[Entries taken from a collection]
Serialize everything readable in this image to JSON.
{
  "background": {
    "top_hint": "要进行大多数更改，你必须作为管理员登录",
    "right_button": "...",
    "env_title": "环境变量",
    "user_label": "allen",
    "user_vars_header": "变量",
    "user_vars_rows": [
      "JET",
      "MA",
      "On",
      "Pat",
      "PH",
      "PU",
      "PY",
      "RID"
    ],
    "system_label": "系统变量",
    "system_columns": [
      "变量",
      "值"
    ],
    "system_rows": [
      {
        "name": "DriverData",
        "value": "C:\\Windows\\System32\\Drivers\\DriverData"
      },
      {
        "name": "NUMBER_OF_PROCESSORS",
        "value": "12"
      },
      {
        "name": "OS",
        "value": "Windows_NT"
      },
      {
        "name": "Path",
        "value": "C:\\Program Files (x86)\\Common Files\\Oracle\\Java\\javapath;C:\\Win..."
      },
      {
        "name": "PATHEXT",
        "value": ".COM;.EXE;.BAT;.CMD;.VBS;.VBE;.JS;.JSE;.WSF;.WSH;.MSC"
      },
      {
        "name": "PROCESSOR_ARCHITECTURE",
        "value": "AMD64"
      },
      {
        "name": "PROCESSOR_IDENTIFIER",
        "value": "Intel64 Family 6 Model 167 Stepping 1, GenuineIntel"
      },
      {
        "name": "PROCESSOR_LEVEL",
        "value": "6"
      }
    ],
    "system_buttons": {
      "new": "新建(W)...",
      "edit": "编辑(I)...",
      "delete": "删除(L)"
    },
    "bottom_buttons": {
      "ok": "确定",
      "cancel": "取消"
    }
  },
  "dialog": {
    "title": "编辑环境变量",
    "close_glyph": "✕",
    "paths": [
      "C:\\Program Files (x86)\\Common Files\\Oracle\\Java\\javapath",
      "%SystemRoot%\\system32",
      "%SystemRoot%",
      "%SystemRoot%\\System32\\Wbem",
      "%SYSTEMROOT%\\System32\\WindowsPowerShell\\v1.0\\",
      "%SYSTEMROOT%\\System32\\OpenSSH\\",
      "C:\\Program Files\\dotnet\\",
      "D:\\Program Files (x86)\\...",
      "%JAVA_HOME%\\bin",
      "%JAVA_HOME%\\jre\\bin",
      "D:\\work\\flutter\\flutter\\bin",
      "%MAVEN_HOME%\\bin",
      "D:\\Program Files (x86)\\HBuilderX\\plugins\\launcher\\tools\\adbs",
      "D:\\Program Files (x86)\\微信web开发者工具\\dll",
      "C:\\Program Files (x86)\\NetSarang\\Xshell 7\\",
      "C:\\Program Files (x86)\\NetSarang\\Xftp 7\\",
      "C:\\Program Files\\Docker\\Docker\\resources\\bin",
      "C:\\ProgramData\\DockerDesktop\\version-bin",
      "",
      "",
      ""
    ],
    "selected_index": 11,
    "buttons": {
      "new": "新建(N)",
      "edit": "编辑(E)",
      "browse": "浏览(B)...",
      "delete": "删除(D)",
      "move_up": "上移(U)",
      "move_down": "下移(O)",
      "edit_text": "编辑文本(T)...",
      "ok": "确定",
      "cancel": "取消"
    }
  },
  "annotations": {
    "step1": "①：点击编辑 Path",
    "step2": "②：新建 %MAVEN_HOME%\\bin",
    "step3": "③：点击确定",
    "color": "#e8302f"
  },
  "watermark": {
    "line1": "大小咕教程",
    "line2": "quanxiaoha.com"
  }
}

* Work required *
Take the data above and return it exactly.

* Correct output *
Serialize everything readable in this image to JSON.
{
  "background": {
    "top_hint": "要进行大多数更改，你必须作为管理员登录",
    "right_button": "...",
    "env_title": "环境变量",
    "user_label": "allen",
    "user_vars_header": "变量",
    "user_vars_rows": [
      "JET",
      "MA",
      "On",
      "Pat",
      "PH",
      "PU",
      "PY",
      "RID"
    ],
    "system_label": "系统变量",
    "system_columns": [
      "变量",
      "值"
    ],
    "system_rows": [
      {
        "name": "DriverData",
        "value": "C:\\Windows\\System32\\Drivers\\DriverData"
      },
      {
        "name": "NUMBER_OF_PROCESSORS",
        "value": "12"
      },
      {
        "name": "OS",
        "value": "Windows_NT"
      },
      {
        "name": "Path",
        "value": "C:\\Program Files (x86)\\Common Files\\Oracle\\Java\\javapath;C:\\Win..."
      },
      {
        "name": "PATHEXT",
        "value": ".COM;.EXE;.BAT;.CMD;.VBS;.VBE;.JS;.JSE;.WSF;.WSH;.MSC"
      },
      {
        "name": "PROCESSOR_ARCHITECTURE",
        "value": "AMD64"
      },
      {
        "name": "PROCESSOR_IDENTIFIER",
        "value": "Intel64 Family 6 Model 167 Stepping 1, GenuineIntel"
      },
      {
        "name": "PROCESSOR_LEVEL",
        "value": "6"
      }
    ],
    "system_buttons": {
      "new": "新建(W)...",
      "edit": "编辑(I)...",
      "delete": "删除(L)"
    },
    "bottom_buttons": {
      "ok": "确定",
      "cancel": "取消"
    }
  },
  "dialog": {
    "title": "编辑环境变量",
    "close_glyph": "✕",
    "paths": [
      "C:\\Program Files (x86)\\Common Files\\Oracle\\Java\\javapath",
      "%SystemRoot%\\system32",
      "%SystemRoot%",
      "%SystemRoot%\\System32\\Wbem",
      "%SYSTEMROOT%\\System32\\WindowsPowerShell\\v1.0\\",
      "%SYSTEMROOT%\\System32\\OpenSSH\\",
      "C:\\Program Files\\dotnet\\",
      "D:\\Program Files (x86)\\...",
      "%JAVA_HOME%\\bin",
      "%JAVA_HOME%\\jre\\bin",
      "D:\\work\\flutter\\flutter\\bin",
      "%MAVEN_HOME%\\bin",
      "D:\\Program Files (x86)\\HBuilderX\\plugins\\launcher\\tools\\adbs",
      "D:\\Program Files (x86)\\微信web开发者工具\\dll",
      "C:\\Program Files (x86)\\NetSarang\\Xshell 7\\",
      "C:\\Program Files (x86)\\NetSarang\\Xftp 7\\",
      "C:\\Program Files\\Docker\\Docker\\resources\\bin",
      "C:\\ProgramData\\DockerDesktop\\version-bin",
      "",
      "",
      ""
    ],
    "selected_index": 11,
    "buttons": {
      "new": "新建(N)",
      "edit": "编辑(E)",
      "browse": "浏览(B)...",
      "delete": "删除(D)",
      "move_up": "上移(U)",
      "move_down": "下移(O)",
      "edit_text": "编辑文本(T)...",
      "ok": "确定",
      "cancel": "取消"
    }
  },
  "annotations": {
    "step1": "①：点击编辑 Path",
    "step2": "②：新建 %MAVEN_HOME%\\bin",
    "step3": "③：点击确定",
    "color": "#e8302f"
  },
  "watermark": {
    "line1": "大小咕教程",
    "line2": "quanxiaoha.com"
  }
}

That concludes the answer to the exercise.